** Aim **
Below is a block of records. Copy every line in it that contains the word "zoom".

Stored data
————————

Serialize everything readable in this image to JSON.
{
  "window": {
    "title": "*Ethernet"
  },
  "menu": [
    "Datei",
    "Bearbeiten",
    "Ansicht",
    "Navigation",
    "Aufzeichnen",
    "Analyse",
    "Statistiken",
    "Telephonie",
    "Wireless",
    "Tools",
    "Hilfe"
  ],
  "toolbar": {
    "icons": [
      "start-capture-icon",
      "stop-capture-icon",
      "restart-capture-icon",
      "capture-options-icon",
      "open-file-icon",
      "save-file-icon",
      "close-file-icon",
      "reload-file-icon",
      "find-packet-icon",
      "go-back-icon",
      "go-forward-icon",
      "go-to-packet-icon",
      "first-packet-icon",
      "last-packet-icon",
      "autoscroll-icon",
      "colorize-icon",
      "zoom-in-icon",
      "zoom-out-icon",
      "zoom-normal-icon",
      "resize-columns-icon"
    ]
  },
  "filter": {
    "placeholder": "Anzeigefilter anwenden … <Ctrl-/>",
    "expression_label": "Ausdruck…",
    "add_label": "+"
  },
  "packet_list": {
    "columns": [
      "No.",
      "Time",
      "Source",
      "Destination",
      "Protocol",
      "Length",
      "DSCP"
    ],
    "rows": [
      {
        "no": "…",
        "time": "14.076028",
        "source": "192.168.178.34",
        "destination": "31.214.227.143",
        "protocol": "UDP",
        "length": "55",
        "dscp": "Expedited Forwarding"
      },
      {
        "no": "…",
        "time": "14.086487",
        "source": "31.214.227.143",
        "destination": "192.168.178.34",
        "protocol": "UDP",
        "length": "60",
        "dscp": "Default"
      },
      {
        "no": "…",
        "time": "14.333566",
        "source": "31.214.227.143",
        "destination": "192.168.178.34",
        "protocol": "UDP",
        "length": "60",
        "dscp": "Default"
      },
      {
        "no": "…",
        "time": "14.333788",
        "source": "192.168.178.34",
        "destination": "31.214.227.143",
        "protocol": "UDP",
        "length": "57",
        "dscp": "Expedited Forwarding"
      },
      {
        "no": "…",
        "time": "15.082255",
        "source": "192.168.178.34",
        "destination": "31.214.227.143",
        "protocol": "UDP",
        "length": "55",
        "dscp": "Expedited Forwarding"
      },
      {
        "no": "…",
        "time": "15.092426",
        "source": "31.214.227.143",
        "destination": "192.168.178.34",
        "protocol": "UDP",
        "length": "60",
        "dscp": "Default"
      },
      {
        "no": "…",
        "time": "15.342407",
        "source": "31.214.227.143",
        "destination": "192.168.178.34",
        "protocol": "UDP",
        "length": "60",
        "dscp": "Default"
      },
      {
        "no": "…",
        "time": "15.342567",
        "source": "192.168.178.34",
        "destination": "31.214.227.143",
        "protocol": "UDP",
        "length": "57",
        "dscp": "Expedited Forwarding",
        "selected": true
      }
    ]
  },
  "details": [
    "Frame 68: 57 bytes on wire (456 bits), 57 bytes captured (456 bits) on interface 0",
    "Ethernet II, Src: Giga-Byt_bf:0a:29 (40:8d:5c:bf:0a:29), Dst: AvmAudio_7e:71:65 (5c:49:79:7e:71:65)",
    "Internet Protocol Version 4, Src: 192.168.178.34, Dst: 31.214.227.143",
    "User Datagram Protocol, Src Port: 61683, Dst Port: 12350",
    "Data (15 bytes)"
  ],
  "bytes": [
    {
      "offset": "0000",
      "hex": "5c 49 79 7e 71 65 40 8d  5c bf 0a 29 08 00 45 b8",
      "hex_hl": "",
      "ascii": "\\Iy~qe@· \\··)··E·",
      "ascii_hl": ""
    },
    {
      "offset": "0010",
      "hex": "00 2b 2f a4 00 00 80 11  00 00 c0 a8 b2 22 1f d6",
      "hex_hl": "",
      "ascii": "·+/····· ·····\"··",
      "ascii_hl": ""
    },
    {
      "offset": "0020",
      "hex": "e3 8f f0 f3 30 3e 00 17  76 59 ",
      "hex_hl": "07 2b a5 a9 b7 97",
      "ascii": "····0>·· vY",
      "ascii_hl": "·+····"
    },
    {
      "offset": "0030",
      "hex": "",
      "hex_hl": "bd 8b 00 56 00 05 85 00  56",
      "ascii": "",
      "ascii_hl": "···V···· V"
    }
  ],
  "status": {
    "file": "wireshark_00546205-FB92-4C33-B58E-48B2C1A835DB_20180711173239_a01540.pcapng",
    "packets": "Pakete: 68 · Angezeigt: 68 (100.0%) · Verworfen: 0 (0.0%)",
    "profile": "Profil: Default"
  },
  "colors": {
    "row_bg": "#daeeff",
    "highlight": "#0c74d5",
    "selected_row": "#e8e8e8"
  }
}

————————

** Result of the exercise **
      "zoom-in-icon",
      "zoom-out-icon",
      "zoom-normal-icon",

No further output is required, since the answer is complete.